Can you transcribe every entry word for word, skipping the images?

» **DATA RECORDS**:
────

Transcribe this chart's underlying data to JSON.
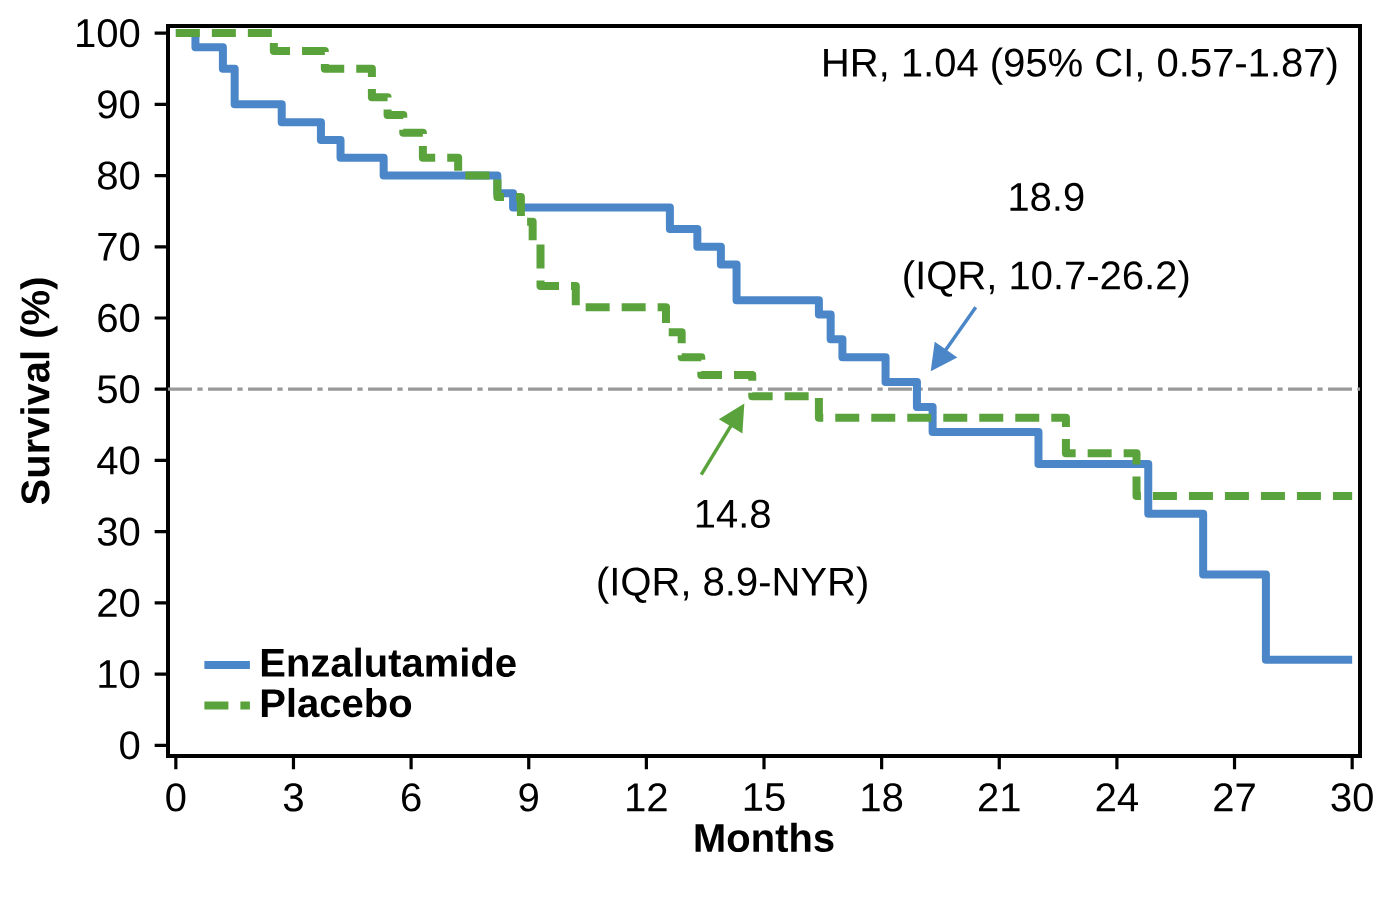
{
  "chart_data": {
    "type": "step",
    "xlabel": "Months",
    "ylabel": "Survival (%)",
    "xlim": [
      -0.2,
      30.2
    ],
    "ylim": [
      -1.5,
      101
    ],
    "xticks": [
      0,
      3,
      6,
      9,
      12,
      15,
      18,
      21,
      24,
      27,
      30
    ],
    "yticks": [
      0,
      10,
      20,
      30,
      40,
      50,
      60,
      70,
      80,
      90,
      100
    ],
    "legend": "bottom left",
    "grid": false,
    "series": [
      {
        "name": "Enzalutamide",
        "color": "#4a86c8",
        "line_style": "solid",
        "x": [
          0,
          0.5,
          1.2,
          1.5,
          2.7,
          3.7,
          4.2,
          5.3,
          8.2,
          8.6,
          12.6,
          13.3,
          13.9,
          14.3,
          16.4,
          16.7,
          17.0,
          18.1,
          18.9,
          19.3,
          22.0,
          24.8,
          26.2,
          27.8,
          30
        ],
        "values": [
          100,
          98,
          95,
          90,
          87.5,
          85,
          82.5,
          80,
          77.5,
          75.5,
          72.5,
          70,
          67.5,
          62.5,
          60.5,
          57,
          54.5,
          51,
          47.5,
          44,
          39.5,
          32.5,
          24,
          12,
          12
        ]
      },
      {
        "name": "Placebo",
        "color": "#5aa33c",
        "line_style": "dashed",
        "x": [
          0,
          2.5,
          3.8,
          5.0,
          5.4,
          5.8,
          6.3,
          7.2,
          8.2,
          8.8,
          9.1,
          9.3,
          10.2,
          12.5,
          12.9,
          13.4,
          14.7,
          16.4,
          22.7,
          24.5,
          30
        ],
        "values": [
          100,
          97.5,
          95,
          91,
          88.5,
          86,
          82.5,
          80,
          77,
          73.5,
          70.5,
          64.5,
          61.5,
          58,
          54.5,
          52,
          49,
          46,
          41,
          35,
          35
        ]
      }
    ],
    "ref_lines": [
      {
        "axis": "y",
        "value": 50,
        "color": "#999999",
        "line_style": "dashdot"
      }
    ],
    "annotations": [
      "HR, 1.04 (95% CI, 0.57-1.87)",
      "18.9",
      {
        "text": "(IQR, 10.7-26.2)",
        "x": 18.9,
        "y": 50
      },
      {
        "text": "14.8",
        "x": 14.8,
        "y": 50
      },
      "(IQR, 8.9-NYR)"
    ]
  }
}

────

» **FINISHED ANSWER**:
Transcribe this chart's underlying data to JSON.
{
  "chart_data": {
    "type": "step",
    "xlabel": "Months",
    "ylabel": "Survival (%)",
    "xlim": [
      -0.2,
      30.2
    ],
    "ylim": [
      -1.5,
      101
    ],
    "xticks": [
      0,
      3,
      6,
      9,
      12,
      15,
      18,
      21,
      24,
      27,
      30
    ],
    "yticks": [
      0,
      10,
      20,
      30,
      40,
      50,
      60,
      70,
      80,
      90,
      100
    ],
    "legend": "bottom left",
    "grid": false,
    "series": [
      {
        "name": "Enzalutamide",
        "color": "#4a86c8",
        "line_style": "solid",
        "x": [
          0,
          0.5,
          1.2,
          1.5,
          2.7,
          3.7,
          4.2,
          5.3,
          8.2,
          8.6,
          12.6,
          13.3,
          13.9,
          14.3,
          16.4,
          16.7,
          17.0,
          18.1,
          18.9,
          19.3,
          22.0,
          24.8,
          26.2,
          27.8,
          30
        ],
        "values": [
          100,
          98,
          95,
          90,
          87.5,
          85,
          82.5,
          80,
          77.5,
          75.5,
          72.5,
          70,
          67.5,
          62.5,
          60.5,
          57,
          54.5,
          51,
          47.5,
          44,
          39.5,
          32.5,
          24,
          12,
          12
        ]
      },
      {
        "name": "Placebo",
        "color": "#5aa33c",
        "line_style": "dashed",
        "x": [
          0,
          2.5,
          3.8,
          5.0,
          5.4,
          5.8,
          6.3,
          7.2,
          8.2,
          8.8,
          9.1,
          9.3,
          10.2,
          12.5,
          12.9,
          13.4,
          14.7,
          16.4,
          22.7,
          24.5,
          30
        ],
        "values": [
          100,
          97.5,
          95,
          91,
          88.5,
          86,
          82.5,
          80,
          77,
          73.5,
          70.5,
          64.5,
          61.5,
          58,
          54.5,
          52,
          49,
          46,
          41,
          35,
          35
        ]
      }
    ],
    "ref_lines": [
      {
        "axis": "y",
        "value": 50,
        "color": "#999999",
        "line_style": "dashdot"
      }
    ],
    "annotations": [
      "HR, 1.04 (95% CI, 0.57-1.87)",
      "18.9",
      {
        "text": "(IQR, 10.7-26.2)",
        "x": 18.9,
        "y": 50
      },
      {
        "text": "14.8",
        "x": 14.8,
        "y": 50
      },
      "(IQR, 8.9-NYR)"
    ]
  }
}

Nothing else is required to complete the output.